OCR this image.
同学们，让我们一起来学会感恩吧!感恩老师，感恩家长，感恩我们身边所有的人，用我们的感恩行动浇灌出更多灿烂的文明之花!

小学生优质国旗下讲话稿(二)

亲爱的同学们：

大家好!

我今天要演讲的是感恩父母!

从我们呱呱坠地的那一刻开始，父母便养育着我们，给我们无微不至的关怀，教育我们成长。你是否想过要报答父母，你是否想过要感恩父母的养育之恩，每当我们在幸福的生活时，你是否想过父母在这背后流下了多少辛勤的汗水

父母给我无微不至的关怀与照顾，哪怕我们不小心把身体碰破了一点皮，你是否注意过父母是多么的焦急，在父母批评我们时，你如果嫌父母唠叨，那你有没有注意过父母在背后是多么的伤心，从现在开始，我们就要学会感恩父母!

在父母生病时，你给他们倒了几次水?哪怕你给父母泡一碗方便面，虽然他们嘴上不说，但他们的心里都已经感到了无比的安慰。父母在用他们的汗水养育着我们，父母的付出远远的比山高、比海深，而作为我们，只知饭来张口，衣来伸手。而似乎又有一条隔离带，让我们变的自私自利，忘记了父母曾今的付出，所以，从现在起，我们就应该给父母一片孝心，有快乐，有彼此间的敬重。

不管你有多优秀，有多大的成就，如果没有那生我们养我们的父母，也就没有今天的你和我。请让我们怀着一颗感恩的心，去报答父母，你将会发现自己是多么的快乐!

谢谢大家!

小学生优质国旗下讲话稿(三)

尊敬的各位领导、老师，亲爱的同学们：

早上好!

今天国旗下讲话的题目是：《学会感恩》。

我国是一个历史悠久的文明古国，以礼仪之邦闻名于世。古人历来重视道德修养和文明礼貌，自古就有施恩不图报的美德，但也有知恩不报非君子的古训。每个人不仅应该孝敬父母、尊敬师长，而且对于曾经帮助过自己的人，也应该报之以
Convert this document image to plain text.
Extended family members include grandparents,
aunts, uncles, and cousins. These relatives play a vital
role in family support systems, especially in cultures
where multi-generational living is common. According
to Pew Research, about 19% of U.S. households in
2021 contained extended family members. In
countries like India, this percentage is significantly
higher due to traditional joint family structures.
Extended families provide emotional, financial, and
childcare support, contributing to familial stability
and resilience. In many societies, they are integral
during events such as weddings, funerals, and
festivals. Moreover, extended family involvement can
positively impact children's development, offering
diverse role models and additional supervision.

........

- [PROBLEM TO WORK ON]: Extract each record, keeping it identical to the original.

- [TASK ANSWER]:
OCR this image.
同学们，让我们一起来学会感恩吧!感恩老师，感恩家长，感恩我们身边所有的人，用我们的感恩行动浇灌出更多灿烂的文明之花!

小学生优质国旗下讲话稿(二)

亲爱的同学们：

大家好!

我今天要演讲的是感恩父母!

从我们呱呱坠地的那一刻开始，父母便养育着我们，给我们无微不至的关怀，教育我们成长。你是否想过要报答父母，你是否想过要感恩父母的养育之恩，每当我们在幸福的生活时，你是否想过父母在这背后流下了多少辛勤的汗水

父母给我无微不至的关怀与照顾，哪怕我们不小心把身体碰破了一点皮，你是否注意过父母是多么的焦急，在父母批评我们时，你如果嫌父母唠叨，那你有没有注意过父母在背后是多么的伤心，从现在开始，我们就要学会感恩父母!

在父母生病时，你给他们倒了几次水?哪怕你给父母泡一碗方便面，虽然他们嘴上不说，但他们的心里都已经感到了无比的安慰。父母在用他们的汗水养育着我们，父母的付出远远的比山高、比海深，而作为我们，只知饭来张口，衣来伸手。而似乎又有一条隔离带，让我们变的自私自利，忘记了父母曾今的付出，所以，从现在起，我们就应该给父母一片孝心，有快乐，有彼此间的敬重。

不管你有多优秀，有多大的成就，如果没有那生我们养我们的父母，也就没有今天的你和我。请让我们怀着一颗感恩的心，去报答父母，你将会发现自己是多么的快乐!

谢谢大家!

小学生优质国旗下讲话稿(三)

尊敬的各位领导、老师，亲爱的同学们：

早上好!

今天国旗下讲话的题目是：《学会感恩》。

我国是一个历史悠久的文明古国，以礼仪之邦闻名于世。古人历来重视道德修养和文明礼貌，自古就有施恩不图报的美德，但也有知恩不报非君子的古训。每个人不仅应该孝敬父母、尊敬师长，而且对于曾经帮助过自己的人，也应该报之以
Convert this document image to plain text.
Extended family members include grandparents,
aunts, uncles, and cousins. These relatives play a vital
role in family support systems, especially in cultures
where multi-generational living is common. According
to Pew Research, about 19% of U.S. households in
2021 contained extended family members. In
countries like India, this percentage is significantly
higher due to traditional joint family structures.
Extended families provide emotional, financial, and
childcare support, contributing to familial stability
and resilience. In many societies, they are integral
during events such as weddings, funerals, and
festivals. Moreover, extended family involvement can
positively impact children's development, offering
diverse role models and additional supervision.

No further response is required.